Begin ROWS

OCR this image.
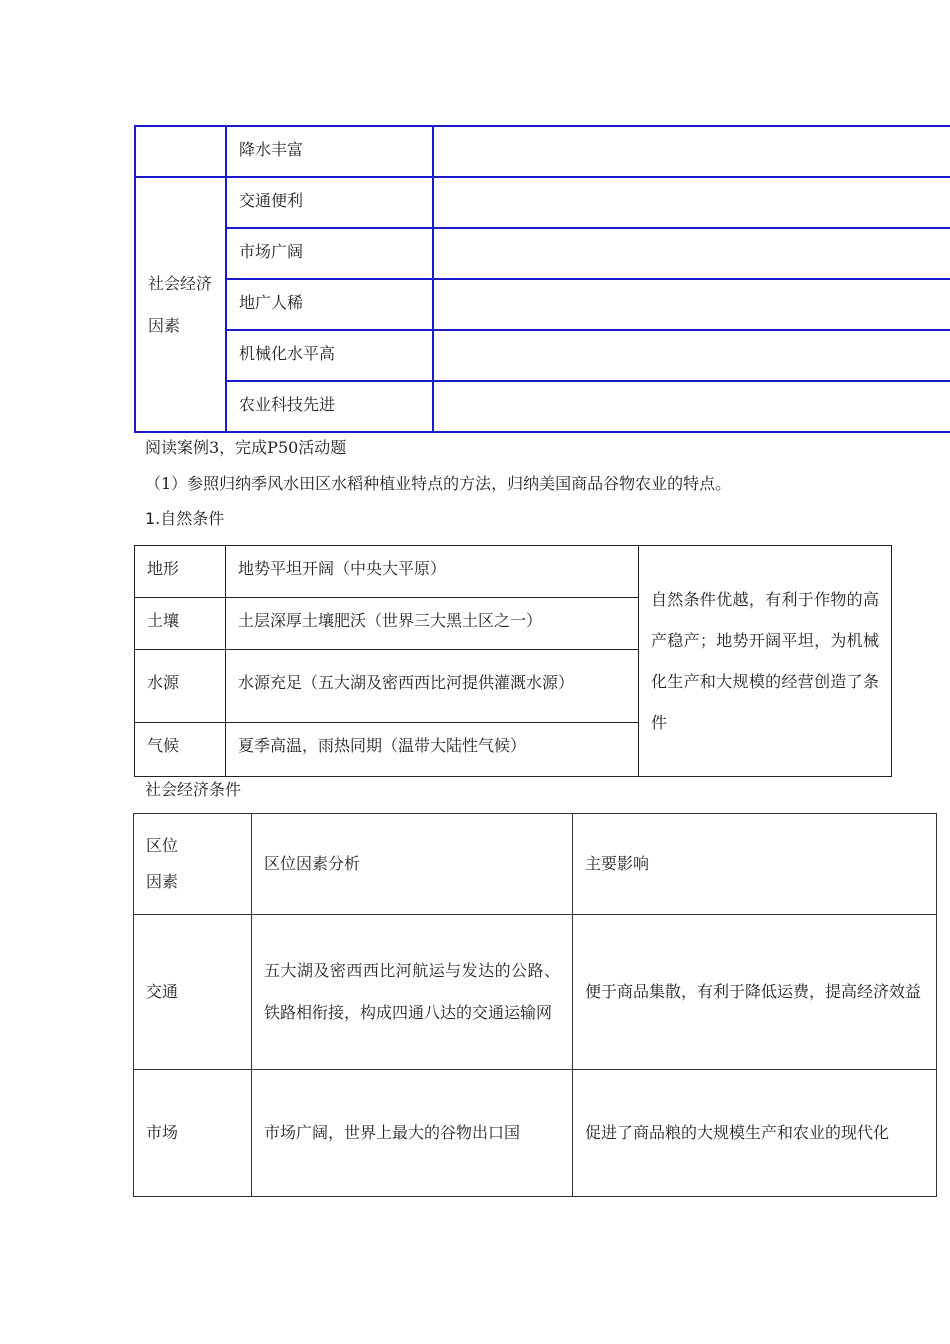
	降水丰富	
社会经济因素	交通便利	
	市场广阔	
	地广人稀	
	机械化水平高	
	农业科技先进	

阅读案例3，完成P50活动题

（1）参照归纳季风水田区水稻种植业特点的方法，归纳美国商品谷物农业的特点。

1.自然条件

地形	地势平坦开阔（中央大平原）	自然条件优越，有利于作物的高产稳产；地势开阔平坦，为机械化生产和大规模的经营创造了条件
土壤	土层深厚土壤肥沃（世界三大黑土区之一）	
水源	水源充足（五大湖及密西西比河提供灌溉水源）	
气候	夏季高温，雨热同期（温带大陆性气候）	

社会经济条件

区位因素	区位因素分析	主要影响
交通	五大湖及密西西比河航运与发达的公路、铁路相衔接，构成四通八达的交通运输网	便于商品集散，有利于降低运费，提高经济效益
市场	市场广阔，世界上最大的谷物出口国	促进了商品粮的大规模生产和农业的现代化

End ROWS
Begin ROWS

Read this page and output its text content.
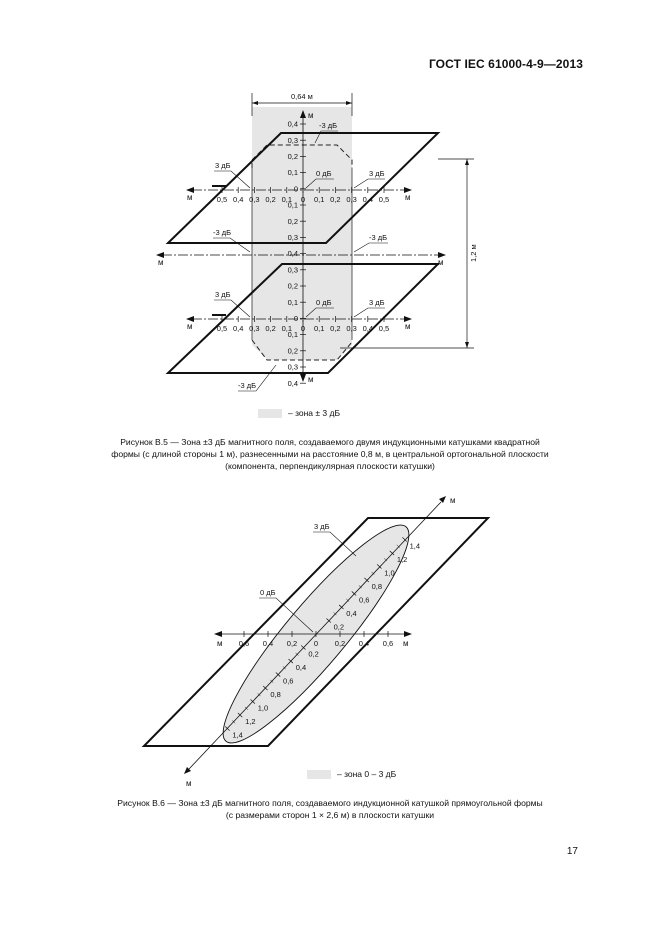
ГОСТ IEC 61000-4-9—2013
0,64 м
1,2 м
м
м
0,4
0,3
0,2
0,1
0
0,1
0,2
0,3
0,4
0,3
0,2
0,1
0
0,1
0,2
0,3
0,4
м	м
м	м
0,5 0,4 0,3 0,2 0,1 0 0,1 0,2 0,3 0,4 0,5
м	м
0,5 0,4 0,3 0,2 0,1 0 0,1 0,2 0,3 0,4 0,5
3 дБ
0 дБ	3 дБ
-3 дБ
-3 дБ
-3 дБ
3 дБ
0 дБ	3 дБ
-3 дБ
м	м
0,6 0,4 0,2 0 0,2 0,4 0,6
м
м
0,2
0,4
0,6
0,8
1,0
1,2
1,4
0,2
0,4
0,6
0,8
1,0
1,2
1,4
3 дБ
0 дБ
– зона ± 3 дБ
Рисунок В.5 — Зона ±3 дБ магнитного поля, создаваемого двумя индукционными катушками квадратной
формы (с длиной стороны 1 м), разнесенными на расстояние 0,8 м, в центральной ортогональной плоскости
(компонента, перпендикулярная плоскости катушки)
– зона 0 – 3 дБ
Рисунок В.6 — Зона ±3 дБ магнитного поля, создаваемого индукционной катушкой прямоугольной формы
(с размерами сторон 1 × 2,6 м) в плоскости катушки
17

End ROWS
Begin ROWS

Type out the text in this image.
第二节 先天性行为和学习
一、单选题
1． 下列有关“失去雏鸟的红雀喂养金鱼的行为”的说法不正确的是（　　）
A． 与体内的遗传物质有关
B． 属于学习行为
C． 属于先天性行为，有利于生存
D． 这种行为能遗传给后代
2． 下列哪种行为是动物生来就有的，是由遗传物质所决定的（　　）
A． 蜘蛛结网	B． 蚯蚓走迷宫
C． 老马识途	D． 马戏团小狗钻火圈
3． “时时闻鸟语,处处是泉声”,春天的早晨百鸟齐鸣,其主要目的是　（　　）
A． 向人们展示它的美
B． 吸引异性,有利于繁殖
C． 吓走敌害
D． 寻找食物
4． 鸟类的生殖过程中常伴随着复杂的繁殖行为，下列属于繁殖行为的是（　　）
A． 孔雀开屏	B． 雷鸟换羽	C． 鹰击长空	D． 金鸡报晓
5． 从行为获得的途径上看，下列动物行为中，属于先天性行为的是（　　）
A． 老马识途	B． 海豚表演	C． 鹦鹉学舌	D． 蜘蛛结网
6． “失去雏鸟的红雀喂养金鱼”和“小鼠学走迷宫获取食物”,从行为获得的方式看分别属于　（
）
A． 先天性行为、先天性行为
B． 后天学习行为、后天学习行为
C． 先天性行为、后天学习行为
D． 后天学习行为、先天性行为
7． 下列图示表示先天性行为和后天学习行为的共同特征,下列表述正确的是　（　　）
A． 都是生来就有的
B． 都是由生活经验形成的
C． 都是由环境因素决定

End ROWS

# PROBLEM DESCRIPTION:
Give only the number of lines in the material above where the string "this" appears.

# WRITTEN ANSWER:
3